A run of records
━━━━━━━━━━━━━━━━

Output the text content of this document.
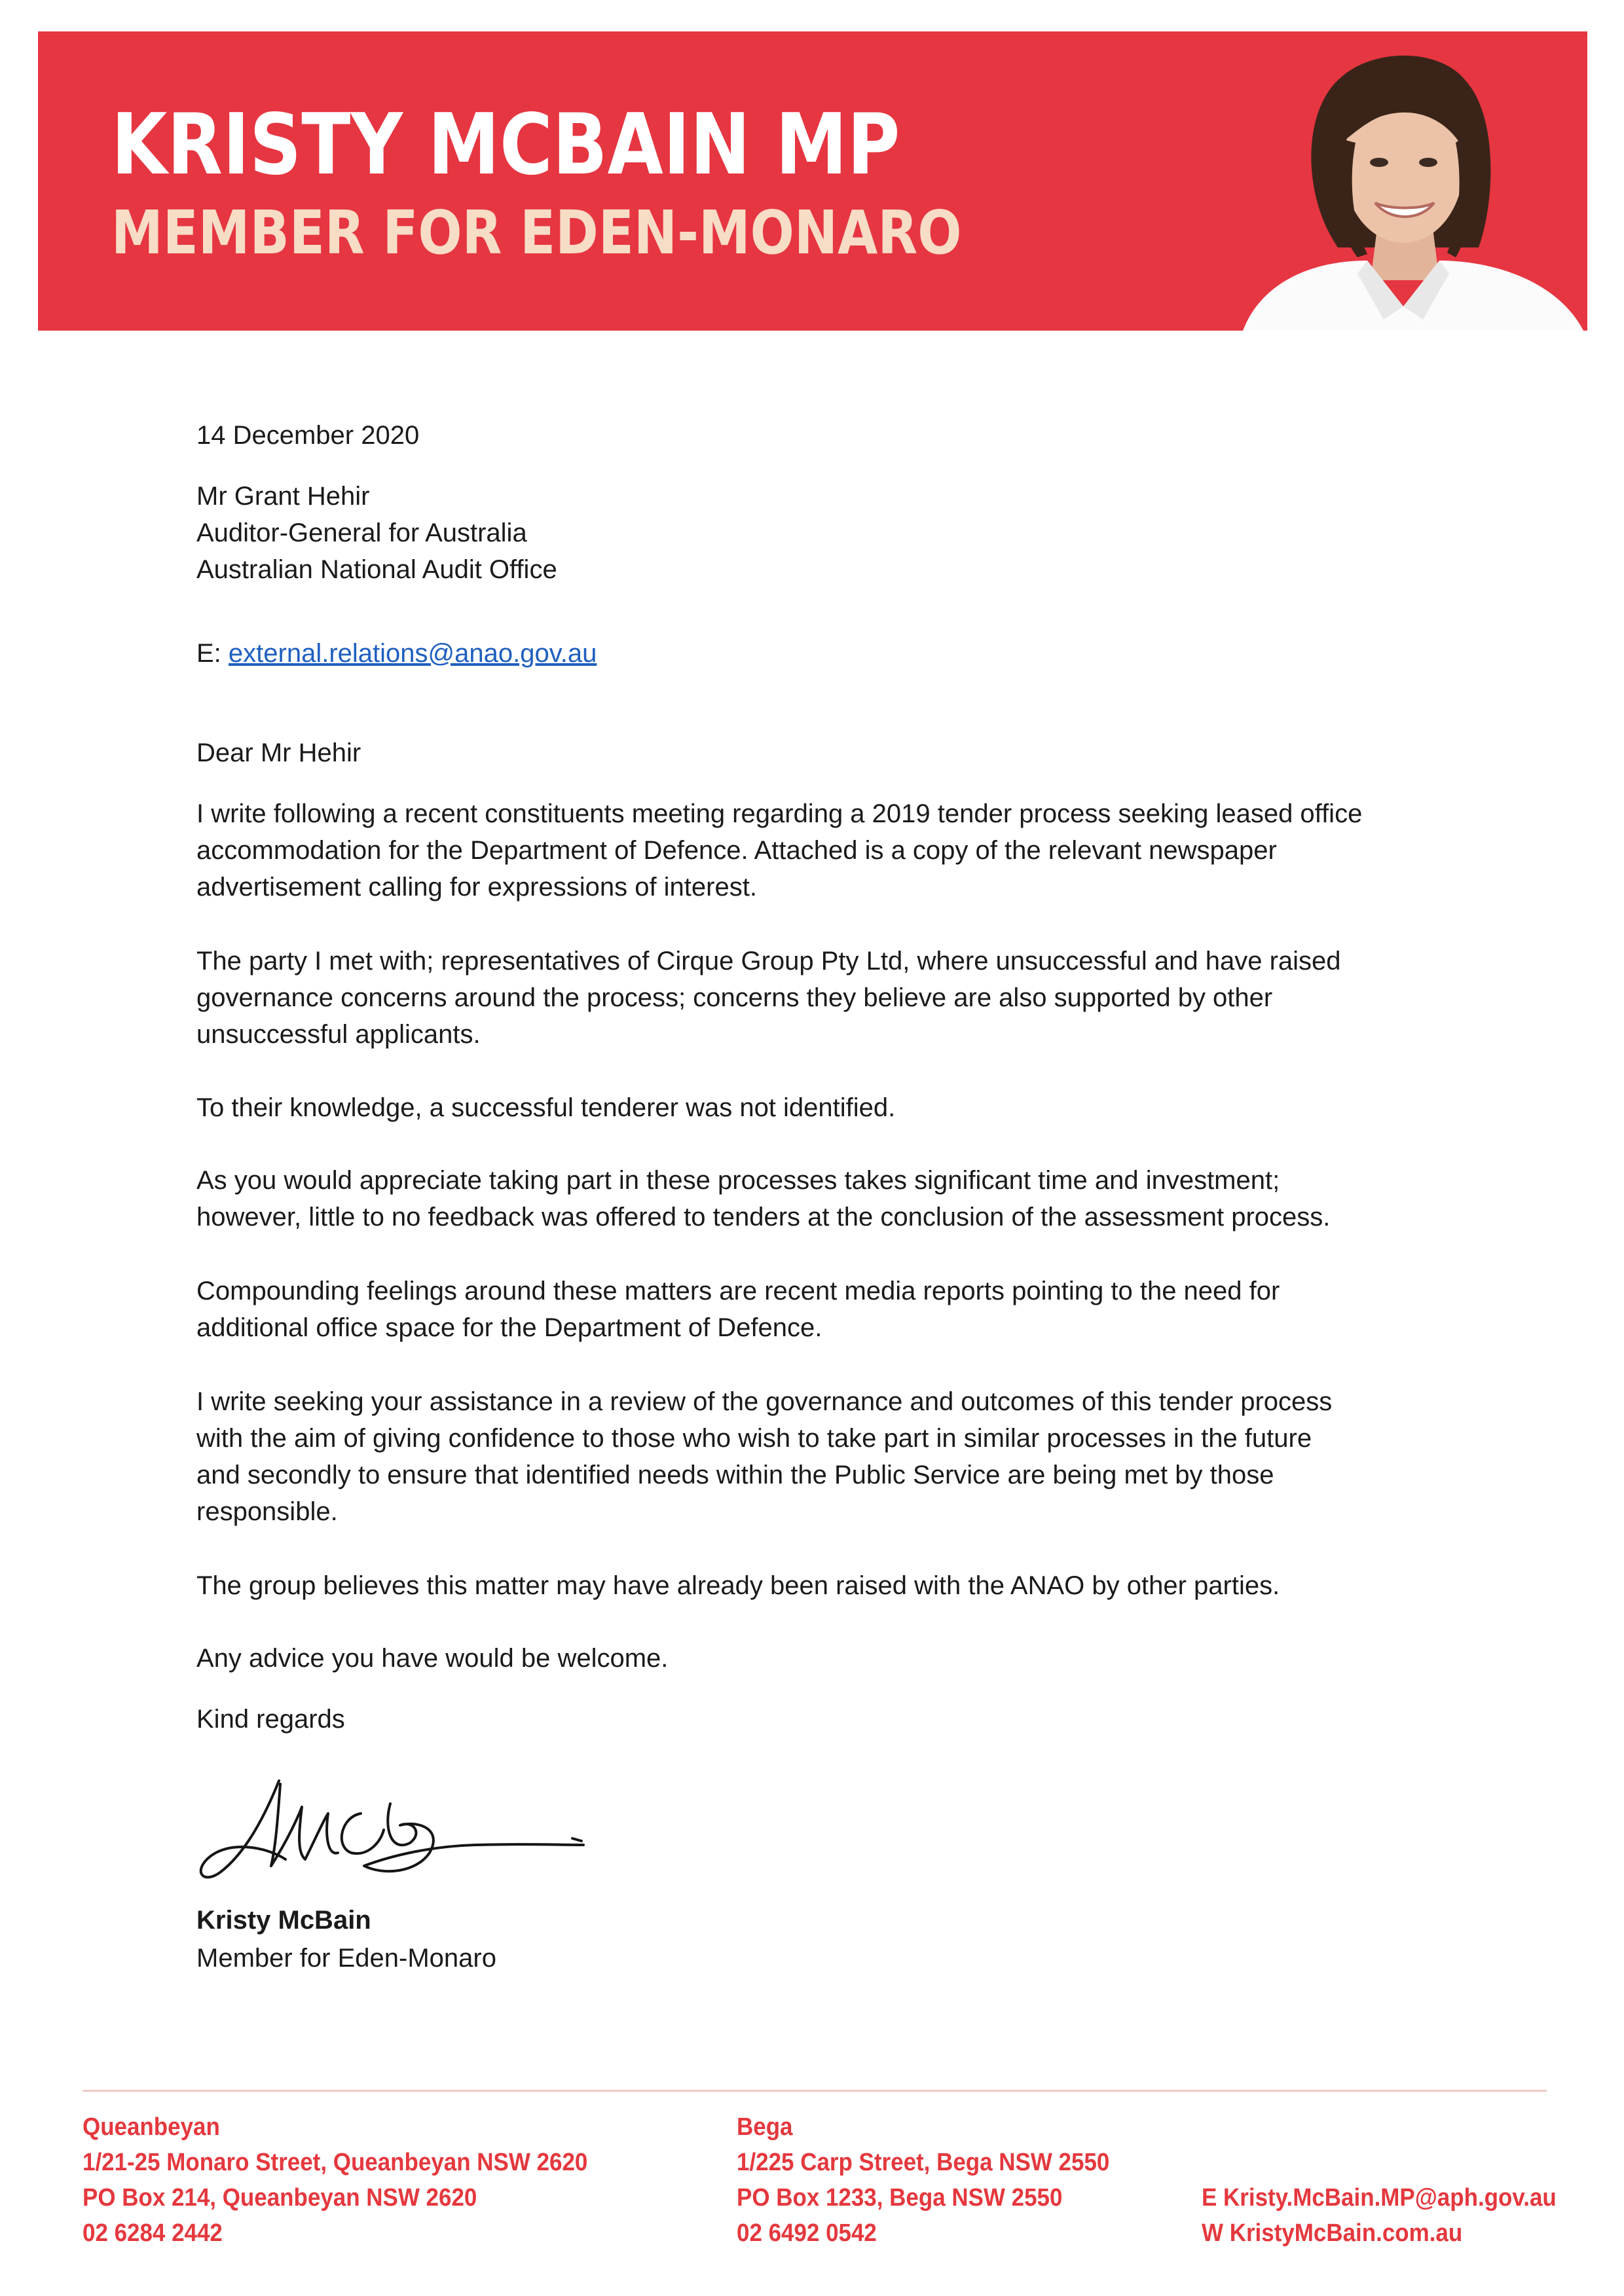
KRISTY MCBAIN MP
MEMBER FOR EDEN-MONARO

14 December 2020

Mr Grant Hehir
Auditor-General for Australia
Australian National Audit Office

E: external.relations@anao.gov.au

Dear Mr Hehir

I write following a recent constituents meeting regarding a 2019 tender process seeking leased office
accommodation for the Department of Defence. Attached is a copy of the relevant newspaper
advertisement calling for expressions of interest.
The party I met with; representatives of Cirque Group Pty Ltd, where unsuccessful and have raised
governance concerns around the process; concerns they believe are also supported by other
unsuccessful applicants.
To their knowledge, a successful tenderer was not identified.
As you would appreciate taking part in these processes takes significant time and investment;
however, little to no feedback was offered to tenders at the conclusion of the assessment process.
Compounding feelings around these matters are recent media reports pointing to the need for
additional office space for the Department of Defence.
I write seeking your assistance in a review of the governance and outcomes of this tender process
with the aim of giving confidence to those who wish to take part in similar processes in the future
and secondly to ensure that identified needs within the Public Service are being met by those
responsible.
The group believes this matter may have already been raised with the ANAO by other parties.
Any advice you have would be welcome.

Kind regards

Kristy McBain

Member for Eden-Monaro

Queanbeyan
1/21-25 Monaro Street, Queanbeyan NSW 2620
PO Box 214, Queanbeyan NSW 2620
02 6284 2442
Bega
1/225 Carp Street, Bega NSW 2550
PO Box 1233, Bega NSW 2550
02 6492 0542
E Kristy.McBain.MP@aph.gov.au
W KristyMcBain.com.au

━━━━━━━━━━━━━━━━

Short exercise: From the listing, extract all text exactly as given and drop any picture.

Task solution:
Output the text content of this document.
KRISTY MCBAIN MP
MEMBER FOR EDEN-MONARO

14 December 2020

Mr Grant Hehir
Auditor-General for Australia
Australian National Audit Office

E: external.relations@anao.gov.au

Dear Mr Hehir

I write following a recent constituents meeting regarding a 2019 tender process seeking leased office
accommodation for the Department of Defence. Attached is a copy of the relevant newspaper
advertisement calling for expressions of interest.
The party I met with; representatives of Cirque Group Pty Ltd, where unsuccessful and have raised
governance concerns around the process; concerns they believe are also supported by other
unsuccessful applicants.
To their knowledge, a successful tenderer was not identified.
As you would appreciate taking part in these processes takes significant time and investment;
however, little to no feedback was offered to tenders at the conclusion of the assessment process.
Compounding feelings around these matters are recent media reports pointing to the need for
additional office space for the Department of Defence.
I write seeking your assistance in a review of the governance and outcomes of this tender process
with the aim of giving confidence to those who wish to take part in similar processes in the future
and secondly to ensure that identified needs within the Public Service are being met by those
responsible.
The group believes this matter may have already been raised with the ANAO by other parties.
Any advice you have would be welcome.

Kind regards

Kristy McBain

Member for Eden-Monaro

Queanbeyan
1/21-25 Monaro Street, Queanbeyan NSW 2620
PO Box 214, Queanbeyan NSW 2620
02 6284 2442
Bega
1/225 Carp Street, Bega NSW 2550
PO Box 1233, Bega NSW 2550
02 6492 0542
E Kristy.McBain.MP@aph.gov.au
W KristyMcBain.com.au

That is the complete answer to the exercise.